┌──

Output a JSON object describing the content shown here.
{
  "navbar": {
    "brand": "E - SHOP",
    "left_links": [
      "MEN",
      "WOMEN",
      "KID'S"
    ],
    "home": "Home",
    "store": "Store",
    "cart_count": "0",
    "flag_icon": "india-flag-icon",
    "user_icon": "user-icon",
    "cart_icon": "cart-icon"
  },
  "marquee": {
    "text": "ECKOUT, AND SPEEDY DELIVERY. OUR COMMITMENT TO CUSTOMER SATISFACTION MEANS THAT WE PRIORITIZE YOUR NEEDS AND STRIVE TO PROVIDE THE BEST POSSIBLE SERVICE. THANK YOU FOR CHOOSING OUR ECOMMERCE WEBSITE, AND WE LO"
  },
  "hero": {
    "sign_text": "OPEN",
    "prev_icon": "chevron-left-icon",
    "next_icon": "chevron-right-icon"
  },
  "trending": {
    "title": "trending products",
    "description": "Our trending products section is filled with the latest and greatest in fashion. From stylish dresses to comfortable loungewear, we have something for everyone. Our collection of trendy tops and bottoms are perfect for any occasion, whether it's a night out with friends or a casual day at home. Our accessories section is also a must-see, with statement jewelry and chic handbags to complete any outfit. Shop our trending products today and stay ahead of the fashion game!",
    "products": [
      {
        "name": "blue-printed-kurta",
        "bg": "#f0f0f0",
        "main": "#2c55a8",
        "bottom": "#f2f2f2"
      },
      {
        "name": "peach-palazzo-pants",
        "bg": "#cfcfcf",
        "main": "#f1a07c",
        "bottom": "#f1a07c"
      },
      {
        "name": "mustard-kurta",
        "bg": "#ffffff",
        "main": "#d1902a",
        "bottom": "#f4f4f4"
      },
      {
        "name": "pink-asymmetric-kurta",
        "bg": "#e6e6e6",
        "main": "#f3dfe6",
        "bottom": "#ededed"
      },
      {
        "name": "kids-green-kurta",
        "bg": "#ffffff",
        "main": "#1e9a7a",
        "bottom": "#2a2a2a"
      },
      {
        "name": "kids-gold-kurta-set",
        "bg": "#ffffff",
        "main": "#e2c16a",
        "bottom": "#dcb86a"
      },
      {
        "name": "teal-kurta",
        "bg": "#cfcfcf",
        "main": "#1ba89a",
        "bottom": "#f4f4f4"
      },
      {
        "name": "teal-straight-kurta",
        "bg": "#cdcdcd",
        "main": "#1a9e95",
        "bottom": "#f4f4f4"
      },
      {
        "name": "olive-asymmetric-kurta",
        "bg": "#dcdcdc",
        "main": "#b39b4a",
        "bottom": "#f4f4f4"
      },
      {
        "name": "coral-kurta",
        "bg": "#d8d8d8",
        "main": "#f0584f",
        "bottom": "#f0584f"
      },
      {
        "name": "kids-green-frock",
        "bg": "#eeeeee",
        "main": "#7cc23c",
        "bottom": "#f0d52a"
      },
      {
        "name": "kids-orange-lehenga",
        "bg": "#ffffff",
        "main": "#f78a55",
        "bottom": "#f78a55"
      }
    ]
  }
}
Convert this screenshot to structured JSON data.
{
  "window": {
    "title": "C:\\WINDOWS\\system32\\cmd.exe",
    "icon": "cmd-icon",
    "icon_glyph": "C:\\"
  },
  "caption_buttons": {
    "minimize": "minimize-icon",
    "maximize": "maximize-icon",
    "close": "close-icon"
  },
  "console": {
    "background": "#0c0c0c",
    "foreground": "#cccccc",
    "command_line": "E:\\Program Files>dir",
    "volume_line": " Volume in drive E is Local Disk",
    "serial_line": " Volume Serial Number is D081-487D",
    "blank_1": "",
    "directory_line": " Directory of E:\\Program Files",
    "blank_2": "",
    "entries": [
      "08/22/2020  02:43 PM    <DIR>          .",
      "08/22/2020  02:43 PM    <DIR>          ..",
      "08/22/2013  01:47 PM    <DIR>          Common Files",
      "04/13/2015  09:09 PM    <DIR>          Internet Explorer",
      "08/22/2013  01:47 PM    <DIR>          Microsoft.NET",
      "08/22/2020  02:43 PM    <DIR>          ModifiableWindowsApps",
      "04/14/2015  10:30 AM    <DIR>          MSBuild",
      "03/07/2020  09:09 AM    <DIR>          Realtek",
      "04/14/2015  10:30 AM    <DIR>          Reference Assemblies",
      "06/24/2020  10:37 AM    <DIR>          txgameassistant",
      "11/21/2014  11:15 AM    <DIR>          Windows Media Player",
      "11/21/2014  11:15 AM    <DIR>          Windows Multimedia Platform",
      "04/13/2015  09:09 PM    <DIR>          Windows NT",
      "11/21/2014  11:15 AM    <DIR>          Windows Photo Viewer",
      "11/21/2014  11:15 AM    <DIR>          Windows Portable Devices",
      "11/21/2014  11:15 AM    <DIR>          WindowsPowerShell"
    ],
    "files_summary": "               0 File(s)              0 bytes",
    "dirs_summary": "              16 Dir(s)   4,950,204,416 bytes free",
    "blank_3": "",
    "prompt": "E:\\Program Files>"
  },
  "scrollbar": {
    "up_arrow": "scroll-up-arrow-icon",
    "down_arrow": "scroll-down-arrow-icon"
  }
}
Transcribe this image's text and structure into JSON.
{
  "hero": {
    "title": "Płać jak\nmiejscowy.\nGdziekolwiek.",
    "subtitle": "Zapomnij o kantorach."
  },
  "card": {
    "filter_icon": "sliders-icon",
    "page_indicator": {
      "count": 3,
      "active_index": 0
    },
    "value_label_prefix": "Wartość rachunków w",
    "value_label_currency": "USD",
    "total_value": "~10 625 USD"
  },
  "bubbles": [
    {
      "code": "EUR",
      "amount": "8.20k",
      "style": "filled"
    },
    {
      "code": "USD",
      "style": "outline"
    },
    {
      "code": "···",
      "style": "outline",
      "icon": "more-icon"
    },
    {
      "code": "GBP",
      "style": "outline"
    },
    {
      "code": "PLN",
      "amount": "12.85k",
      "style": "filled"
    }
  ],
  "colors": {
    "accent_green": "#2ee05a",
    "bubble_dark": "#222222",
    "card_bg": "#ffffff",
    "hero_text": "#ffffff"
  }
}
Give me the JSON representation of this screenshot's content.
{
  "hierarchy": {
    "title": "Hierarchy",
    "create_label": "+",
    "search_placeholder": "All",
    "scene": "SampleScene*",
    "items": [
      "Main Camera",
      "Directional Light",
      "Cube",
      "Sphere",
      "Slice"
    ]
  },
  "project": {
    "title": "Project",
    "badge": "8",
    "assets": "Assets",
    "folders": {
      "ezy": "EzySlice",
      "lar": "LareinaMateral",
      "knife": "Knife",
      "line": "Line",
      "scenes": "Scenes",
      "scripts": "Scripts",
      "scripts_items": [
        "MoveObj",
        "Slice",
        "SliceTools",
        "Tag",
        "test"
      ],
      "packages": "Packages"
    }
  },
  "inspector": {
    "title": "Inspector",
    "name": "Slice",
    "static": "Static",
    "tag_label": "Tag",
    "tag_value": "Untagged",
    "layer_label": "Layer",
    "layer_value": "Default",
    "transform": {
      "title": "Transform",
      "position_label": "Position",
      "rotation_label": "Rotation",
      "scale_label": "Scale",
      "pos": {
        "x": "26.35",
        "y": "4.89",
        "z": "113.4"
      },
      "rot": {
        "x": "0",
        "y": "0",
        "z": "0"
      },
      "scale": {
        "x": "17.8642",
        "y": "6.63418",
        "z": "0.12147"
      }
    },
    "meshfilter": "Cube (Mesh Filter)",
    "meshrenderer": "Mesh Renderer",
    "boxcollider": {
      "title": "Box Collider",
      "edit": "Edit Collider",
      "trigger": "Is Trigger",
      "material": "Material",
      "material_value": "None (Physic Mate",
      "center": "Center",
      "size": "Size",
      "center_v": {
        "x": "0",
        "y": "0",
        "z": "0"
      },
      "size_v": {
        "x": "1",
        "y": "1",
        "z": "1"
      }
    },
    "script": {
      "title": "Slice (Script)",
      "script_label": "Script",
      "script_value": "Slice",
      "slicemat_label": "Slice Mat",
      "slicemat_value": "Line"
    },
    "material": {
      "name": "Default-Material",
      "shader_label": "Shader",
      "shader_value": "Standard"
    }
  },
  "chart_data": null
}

└──

## [Aim of the exercise]
Whichever lines contain the string "arrow", select and copy them.

## [Response for this exercise]
    "up_arrow": "scroll-up-arrow-icon",
    "down_arrow": "scroll-down-arrow-icon"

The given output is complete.